### Task to carry out
Answer with one number: how many lines hold the string "слѣдователей".

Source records
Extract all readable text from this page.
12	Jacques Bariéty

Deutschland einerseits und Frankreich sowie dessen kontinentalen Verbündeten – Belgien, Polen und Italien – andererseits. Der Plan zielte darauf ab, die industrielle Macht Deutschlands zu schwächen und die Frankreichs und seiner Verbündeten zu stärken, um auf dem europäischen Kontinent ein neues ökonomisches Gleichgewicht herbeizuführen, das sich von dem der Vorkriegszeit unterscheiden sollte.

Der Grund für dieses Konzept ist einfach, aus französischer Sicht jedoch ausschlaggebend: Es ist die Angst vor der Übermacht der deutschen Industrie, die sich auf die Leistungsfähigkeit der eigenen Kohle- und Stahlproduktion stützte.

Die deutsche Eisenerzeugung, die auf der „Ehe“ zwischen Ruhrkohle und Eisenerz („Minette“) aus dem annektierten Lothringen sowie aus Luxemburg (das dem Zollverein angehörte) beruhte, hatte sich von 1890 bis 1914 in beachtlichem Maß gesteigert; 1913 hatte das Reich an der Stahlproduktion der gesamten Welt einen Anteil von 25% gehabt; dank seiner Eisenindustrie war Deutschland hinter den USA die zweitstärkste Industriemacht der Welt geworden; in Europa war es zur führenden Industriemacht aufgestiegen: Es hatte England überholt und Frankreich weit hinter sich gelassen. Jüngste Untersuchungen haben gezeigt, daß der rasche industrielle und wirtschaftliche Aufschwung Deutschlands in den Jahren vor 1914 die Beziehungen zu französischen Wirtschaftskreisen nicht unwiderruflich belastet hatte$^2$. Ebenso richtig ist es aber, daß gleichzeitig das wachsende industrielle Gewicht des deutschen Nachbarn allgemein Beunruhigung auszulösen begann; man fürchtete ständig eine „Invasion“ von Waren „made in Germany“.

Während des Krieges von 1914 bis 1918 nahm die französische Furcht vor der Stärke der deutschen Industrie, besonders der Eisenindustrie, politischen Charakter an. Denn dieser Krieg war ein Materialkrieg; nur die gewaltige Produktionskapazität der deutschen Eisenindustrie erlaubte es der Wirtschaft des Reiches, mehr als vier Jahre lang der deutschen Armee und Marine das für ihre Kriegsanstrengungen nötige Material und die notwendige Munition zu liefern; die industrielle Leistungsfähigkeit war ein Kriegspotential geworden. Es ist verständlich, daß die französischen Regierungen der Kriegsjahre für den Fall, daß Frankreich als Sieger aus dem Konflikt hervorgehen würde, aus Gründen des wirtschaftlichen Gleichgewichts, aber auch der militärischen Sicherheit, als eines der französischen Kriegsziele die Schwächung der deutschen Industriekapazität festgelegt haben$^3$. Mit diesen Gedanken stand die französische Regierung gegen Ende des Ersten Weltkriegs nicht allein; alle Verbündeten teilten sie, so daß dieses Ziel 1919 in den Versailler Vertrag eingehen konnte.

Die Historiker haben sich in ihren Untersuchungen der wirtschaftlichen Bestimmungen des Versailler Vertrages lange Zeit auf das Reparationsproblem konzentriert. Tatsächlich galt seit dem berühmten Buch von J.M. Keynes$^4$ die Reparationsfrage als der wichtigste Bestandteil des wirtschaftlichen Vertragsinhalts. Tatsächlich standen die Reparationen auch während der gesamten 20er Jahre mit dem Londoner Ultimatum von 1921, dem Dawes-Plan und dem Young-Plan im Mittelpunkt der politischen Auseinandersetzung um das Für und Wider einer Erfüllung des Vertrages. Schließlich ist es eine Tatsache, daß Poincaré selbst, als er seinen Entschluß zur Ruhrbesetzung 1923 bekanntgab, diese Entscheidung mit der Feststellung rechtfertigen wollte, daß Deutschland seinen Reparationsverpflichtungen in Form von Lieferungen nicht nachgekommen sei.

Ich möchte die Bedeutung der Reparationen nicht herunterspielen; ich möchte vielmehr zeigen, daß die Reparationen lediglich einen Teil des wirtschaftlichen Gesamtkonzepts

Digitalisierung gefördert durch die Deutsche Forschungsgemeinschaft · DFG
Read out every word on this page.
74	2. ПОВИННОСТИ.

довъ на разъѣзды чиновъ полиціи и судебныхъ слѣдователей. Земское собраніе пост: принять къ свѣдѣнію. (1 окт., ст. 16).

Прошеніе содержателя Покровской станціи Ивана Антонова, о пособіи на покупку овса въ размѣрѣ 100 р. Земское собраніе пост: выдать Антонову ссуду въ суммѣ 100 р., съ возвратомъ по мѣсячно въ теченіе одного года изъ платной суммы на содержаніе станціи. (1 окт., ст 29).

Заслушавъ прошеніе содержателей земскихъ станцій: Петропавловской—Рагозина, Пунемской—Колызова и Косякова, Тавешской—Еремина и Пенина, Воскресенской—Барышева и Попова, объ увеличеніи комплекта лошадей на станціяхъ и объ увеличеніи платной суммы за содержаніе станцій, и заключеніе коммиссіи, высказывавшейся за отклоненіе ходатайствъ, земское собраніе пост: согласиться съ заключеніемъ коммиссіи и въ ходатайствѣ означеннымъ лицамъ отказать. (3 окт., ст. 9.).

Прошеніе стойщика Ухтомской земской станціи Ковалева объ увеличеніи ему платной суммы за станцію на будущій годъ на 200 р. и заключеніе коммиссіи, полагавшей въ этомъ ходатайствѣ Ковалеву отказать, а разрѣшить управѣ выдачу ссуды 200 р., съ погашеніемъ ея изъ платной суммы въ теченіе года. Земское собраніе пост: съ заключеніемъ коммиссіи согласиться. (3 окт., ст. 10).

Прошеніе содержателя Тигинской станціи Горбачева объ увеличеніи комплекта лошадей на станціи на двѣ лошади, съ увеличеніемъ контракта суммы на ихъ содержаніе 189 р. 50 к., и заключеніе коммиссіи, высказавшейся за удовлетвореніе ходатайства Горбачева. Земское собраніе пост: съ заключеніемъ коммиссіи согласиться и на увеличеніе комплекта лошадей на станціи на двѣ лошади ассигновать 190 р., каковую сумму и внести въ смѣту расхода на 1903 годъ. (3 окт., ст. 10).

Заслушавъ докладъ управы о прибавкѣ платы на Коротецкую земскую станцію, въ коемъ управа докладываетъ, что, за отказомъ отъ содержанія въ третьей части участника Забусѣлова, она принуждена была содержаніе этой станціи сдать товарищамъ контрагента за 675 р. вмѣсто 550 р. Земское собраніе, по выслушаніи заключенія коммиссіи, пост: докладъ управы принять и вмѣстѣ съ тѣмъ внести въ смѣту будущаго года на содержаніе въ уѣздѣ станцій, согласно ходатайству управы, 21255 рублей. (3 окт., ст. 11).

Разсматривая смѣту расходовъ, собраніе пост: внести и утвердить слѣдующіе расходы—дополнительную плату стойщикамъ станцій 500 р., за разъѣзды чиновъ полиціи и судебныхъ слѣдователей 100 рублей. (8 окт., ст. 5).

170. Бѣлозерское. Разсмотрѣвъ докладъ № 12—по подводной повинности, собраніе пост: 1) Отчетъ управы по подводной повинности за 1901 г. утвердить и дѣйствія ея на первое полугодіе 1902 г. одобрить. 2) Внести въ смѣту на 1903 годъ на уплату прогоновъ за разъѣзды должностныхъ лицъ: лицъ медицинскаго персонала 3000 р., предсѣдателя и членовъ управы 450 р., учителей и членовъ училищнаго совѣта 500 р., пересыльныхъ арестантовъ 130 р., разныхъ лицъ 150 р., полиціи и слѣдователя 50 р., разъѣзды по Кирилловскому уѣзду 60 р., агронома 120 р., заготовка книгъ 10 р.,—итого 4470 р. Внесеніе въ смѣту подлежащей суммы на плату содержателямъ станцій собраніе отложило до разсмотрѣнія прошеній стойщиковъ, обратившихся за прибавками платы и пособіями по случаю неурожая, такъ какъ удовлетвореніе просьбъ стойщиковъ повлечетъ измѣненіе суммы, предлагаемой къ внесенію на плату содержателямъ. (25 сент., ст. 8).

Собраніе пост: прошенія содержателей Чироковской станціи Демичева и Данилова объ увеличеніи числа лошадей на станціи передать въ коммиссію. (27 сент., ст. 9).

### Complete answer
2